LISTING:
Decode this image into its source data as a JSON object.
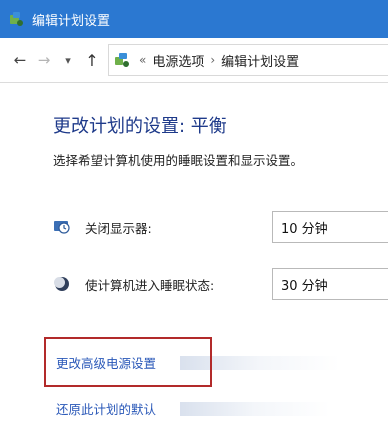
{
  "window": {
    "title": "编辑计划设置"
  },
  "addressbar": {
    "prefix": "«",
    "crumbs": [
      "电源选项",
      "编辑计划设置"
    ],
    "separator": "›"
  },
  "main": {
    "title": "更改计划的设置: 平衡",
    "subtitle": "选择希望计算机使用的睡眠设置和显示设置。",
    "settings": [
      {
        "label": "关闭显示器:",
        "value": "10 分钟",
        "icon": "monitor-clock-icon"
      },
      {
        "label": "使计算机进入睡眠状态:",
        "value": "30 分钟",
        "icon": "moon-icon"
      }
    ],
    "links": {
      "advanced": "更改高级电源设置",
      "restore": "还原此计划的默认"
    }
  },
  "colors": {
    "titlebar": "#2b78d1",
    "link": "#2a58b8",
    "highlight": "#b22a2a"
  }
}
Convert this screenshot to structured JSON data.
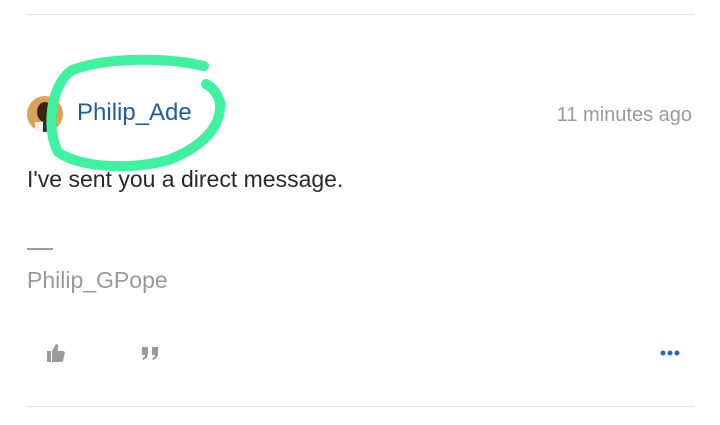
{
  "post": {
    "author": "Philip_Ade",
    "timestamp": "11 minutes ago",
    "message": "I've sent you a direct message.",
    "signature": "Philip_GPope"
  },
  "actions": {
    "like_icon": "thumbs-up-icon",
    "quote_icon": "quote-icon",
    "more_icon": "ellipsis-icon"
  },
  "colors": {
    "author_link": "#1f5f9e",
    "highlight_marker": "#3ef2a0",
    "muted_text": "#9a9a9a",
    "more_icon": "#2a66b8"
  }
}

WHAT IS BEING ASKED:
Copy each line of the records that contains the word "data".

WORKED ANSWER:
Decode this image into its source data as a JSON object.
Convert this screenshot to structured JSON data.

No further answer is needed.